▸ Document segment:
'''

In addressing these concerns, it is important to keep in mind what kinds of objectivity are at issue, for the term is notoriously slippery. In the context at hand, the reference to objectivity can be associated with two very different ways in which, in order for a project to be capable of contributing to the meaning of a person’s life, its value must be at least partly independent of that person.

One way is suggested by the grain of truth to be found in the popular view that one’s life gets meaning from engagement with something “larger than oneself,” at least if, as I argued in the last lecture, we can understand this to refer more literally to the condition that one must be in some positive relationship with things or activities the value of which lies at least partly outside of oneself. A central thought here seems to be that a life lacks meaning if it is totally egocentric, devoted solely toward the subject’s own survival and welfare, and realizing no value that is independent of the subject’s own good. Meaning comes rather from successful engagement with values that are not just values for the person herself—for only then, it seems, will one be able to say that one has lived in a way that can be claimed to be worthwhile from a point of view external and potentially indifferent to oneself.

From a certain perspective, it may seem puzzling that while a life devoted to oneself, and realizing no value that is independent of oneself, is to be regarded as meaningless, a life engaged positively with some other person or creature or valuable activity has meaning. If finding food and shelter for one’s child, nursing one’s partner back to health, rescuing one’s wounded comrade from the hands of death, are worthwhile activities, why shouldn’t feeding, sheltering, healing, and rescuing oneself be worthwhile as well? It may seem odd that if I benefit you and you benefit me, our activities may contribute to the meaningfulness of each other’s lives, but if we each tend to our own well-being, our actions will have no such effect.

'''

▸ Stated task: Transcribe the passage on meaning in life from "In addressing these" to "of that person.". The data that follows comes from a separate source.

▸ Information shown:
'''

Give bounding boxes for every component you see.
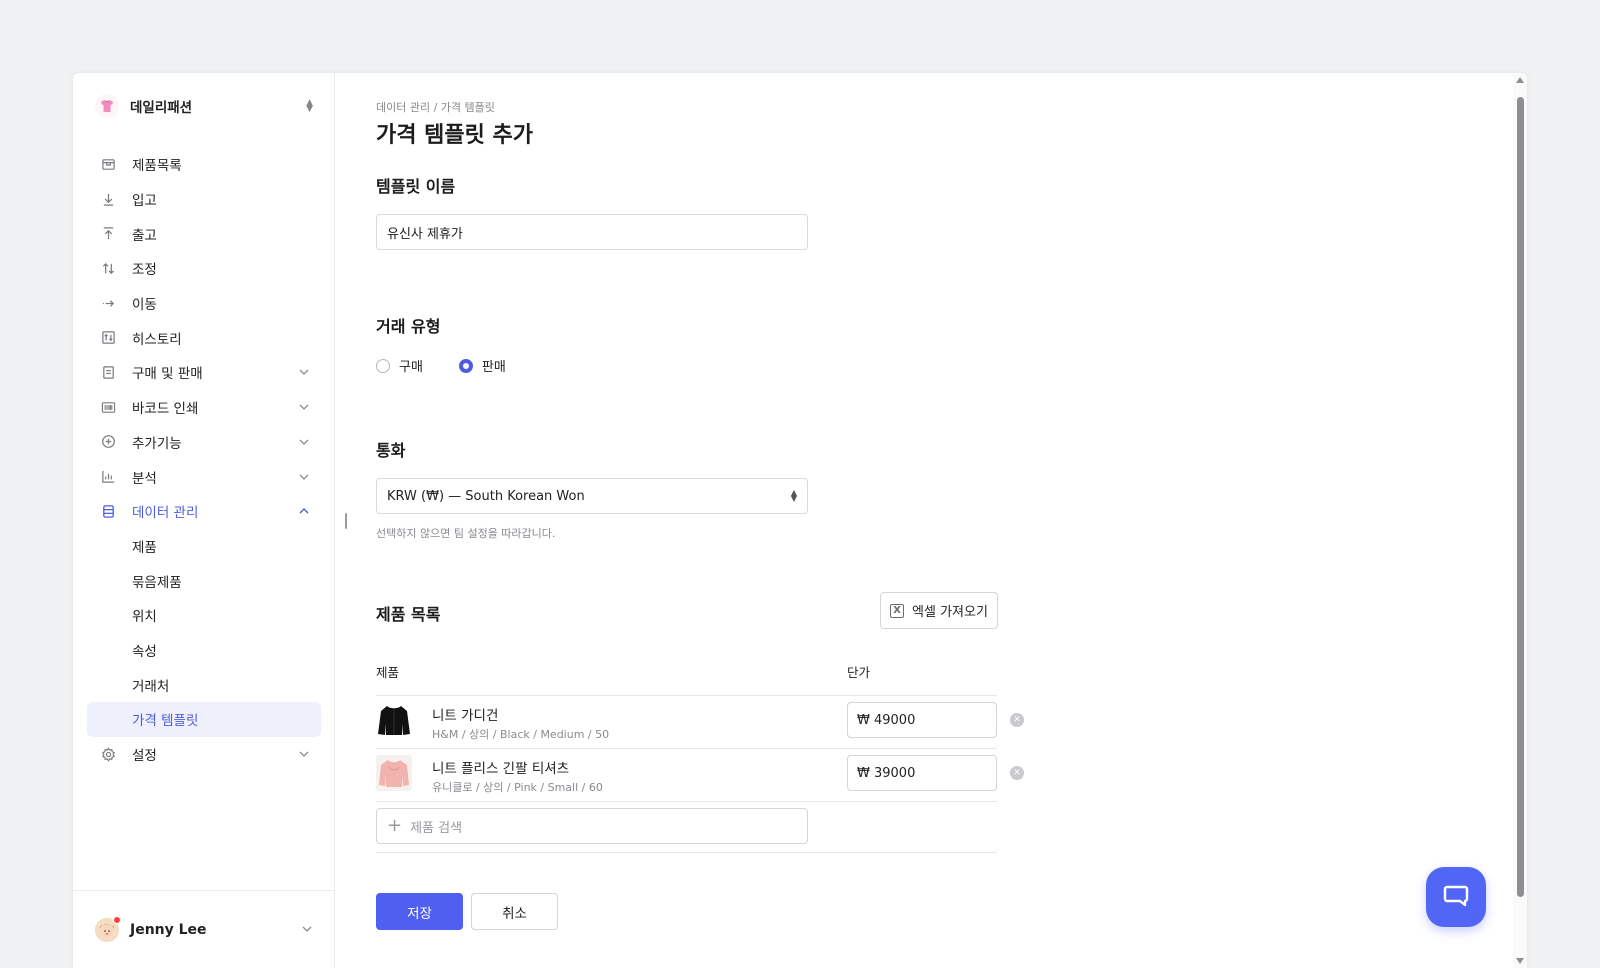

'''

▸ Answer to this task:
In addressing these concerns, it is important to keep in mind what kinds of objectivity are at issue, for the term is notoriously slippery. In the context at hand, the reference to objectivity can be associated with two very different ways in which, in order for a project to be capable of contributing to the meaning of a person’s life, its value must be at least partly independent of that person.